Reproduce the data verbatim, starting with its first line and ending with the line that contains "legend-line-marker-icon <box>111 499", including both of these lines.
========================================================================
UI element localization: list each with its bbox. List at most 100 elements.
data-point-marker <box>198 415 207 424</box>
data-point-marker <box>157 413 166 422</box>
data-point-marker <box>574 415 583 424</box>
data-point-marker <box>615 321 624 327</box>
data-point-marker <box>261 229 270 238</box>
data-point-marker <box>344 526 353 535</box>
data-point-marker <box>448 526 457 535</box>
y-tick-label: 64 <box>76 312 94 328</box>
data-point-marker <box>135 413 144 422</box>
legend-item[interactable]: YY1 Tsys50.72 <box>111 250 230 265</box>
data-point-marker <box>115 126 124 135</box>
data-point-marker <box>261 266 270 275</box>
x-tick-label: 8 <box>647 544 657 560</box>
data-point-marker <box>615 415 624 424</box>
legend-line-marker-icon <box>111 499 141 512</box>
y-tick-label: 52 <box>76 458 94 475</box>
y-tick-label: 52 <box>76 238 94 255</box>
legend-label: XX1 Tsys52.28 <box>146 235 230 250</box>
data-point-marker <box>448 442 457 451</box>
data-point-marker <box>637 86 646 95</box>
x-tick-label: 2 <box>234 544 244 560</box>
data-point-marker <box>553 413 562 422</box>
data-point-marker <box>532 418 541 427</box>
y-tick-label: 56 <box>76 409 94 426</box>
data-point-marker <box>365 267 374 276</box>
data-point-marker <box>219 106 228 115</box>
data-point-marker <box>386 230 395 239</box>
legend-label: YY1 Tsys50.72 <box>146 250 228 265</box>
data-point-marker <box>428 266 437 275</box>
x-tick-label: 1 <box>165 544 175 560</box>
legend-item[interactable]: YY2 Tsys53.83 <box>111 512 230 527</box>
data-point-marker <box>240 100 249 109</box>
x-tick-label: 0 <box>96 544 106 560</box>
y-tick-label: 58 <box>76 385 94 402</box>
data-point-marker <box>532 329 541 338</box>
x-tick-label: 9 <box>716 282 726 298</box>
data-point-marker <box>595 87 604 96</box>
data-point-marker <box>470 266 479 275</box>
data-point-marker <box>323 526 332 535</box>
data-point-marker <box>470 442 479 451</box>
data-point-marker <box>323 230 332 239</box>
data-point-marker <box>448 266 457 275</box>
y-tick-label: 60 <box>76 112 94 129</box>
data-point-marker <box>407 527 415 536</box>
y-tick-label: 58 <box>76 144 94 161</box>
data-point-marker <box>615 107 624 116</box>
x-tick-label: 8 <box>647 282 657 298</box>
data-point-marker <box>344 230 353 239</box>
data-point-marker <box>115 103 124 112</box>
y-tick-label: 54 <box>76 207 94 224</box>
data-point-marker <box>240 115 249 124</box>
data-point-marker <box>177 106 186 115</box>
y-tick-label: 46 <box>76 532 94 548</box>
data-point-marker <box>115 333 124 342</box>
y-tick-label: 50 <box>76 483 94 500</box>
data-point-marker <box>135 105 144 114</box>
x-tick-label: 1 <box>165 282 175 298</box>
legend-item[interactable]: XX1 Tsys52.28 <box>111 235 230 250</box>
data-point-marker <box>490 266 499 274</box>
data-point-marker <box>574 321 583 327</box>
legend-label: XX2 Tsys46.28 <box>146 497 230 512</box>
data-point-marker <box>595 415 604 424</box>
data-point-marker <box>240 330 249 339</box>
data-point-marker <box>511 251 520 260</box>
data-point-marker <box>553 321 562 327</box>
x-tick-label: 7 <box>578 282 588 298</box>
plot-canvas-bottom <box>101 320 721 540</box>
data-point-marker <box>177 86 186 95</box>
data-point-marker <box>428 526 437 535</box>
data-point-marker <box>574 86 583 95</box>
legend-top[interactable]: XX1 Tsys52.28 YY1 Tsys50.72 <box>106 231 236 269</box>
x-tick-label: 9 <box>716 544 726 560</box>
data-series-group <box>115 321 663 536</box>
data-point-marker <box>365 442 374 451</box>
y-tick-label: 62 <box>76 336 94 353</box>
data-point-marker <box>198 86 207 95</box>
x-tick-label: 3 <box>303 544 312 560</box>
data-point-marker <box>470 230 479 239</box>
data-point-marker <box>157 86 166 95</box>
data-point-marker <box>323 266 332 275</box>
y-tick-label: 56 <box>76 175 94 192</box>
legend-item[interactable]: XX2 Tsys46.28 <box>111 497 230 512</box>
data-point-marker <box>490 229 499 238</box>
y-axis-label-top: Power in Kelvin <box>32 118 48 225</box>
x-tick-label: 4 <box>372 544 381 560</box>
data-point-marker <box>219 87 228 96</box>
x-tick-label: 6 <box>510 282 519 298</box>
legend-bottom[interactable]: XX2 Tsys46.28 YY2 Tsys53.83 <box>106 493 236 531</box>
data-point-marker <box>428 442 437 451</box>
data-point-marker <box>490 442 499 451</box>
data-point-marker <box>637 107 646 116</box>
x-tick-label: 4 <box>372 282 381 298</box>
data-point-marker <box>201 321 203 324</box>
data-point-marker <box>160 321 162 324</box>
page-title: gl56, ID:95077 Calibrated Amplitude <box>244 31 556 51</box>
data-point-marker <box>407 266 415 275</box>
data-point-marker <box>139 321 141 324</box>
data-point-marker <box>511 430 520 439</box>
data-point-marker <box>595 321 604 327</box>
========================================================================
**OUTPUT FOR THIS EXERCISE:**
UI element localization: list each with its bbox. List at most 100 elements.
data-point-marker <box>198 415 207 424</box>
data-point-marker <box>157 413 166 422</box>
data-point-marker <box>574 415 583 424</box>
data-point-marker <box>615 321 624 327</box>
data-point-marker <box>261 229 270 238</box>
data-point-marker <box>344 526 353 535</box>
data-point-marker <box>448 526 457 535</box>
y-tick-label: 64 <box>76 312 94 328</box>
data-point-marker <box>135 413 144 422</box>
legend-item[interactable]: YY1 Tsys50.72 <box>111 250 230 265</box>
data-point-marker <box>115 126 124 135</box>
data-point-marker <box>261 266 270 275</box>
x-tick-label: 8 <box>647 544 657 560</box>
data-point-marker <box>615 415 624 424</box>
legend-line-marker-icon <box>111 499 141 512</box>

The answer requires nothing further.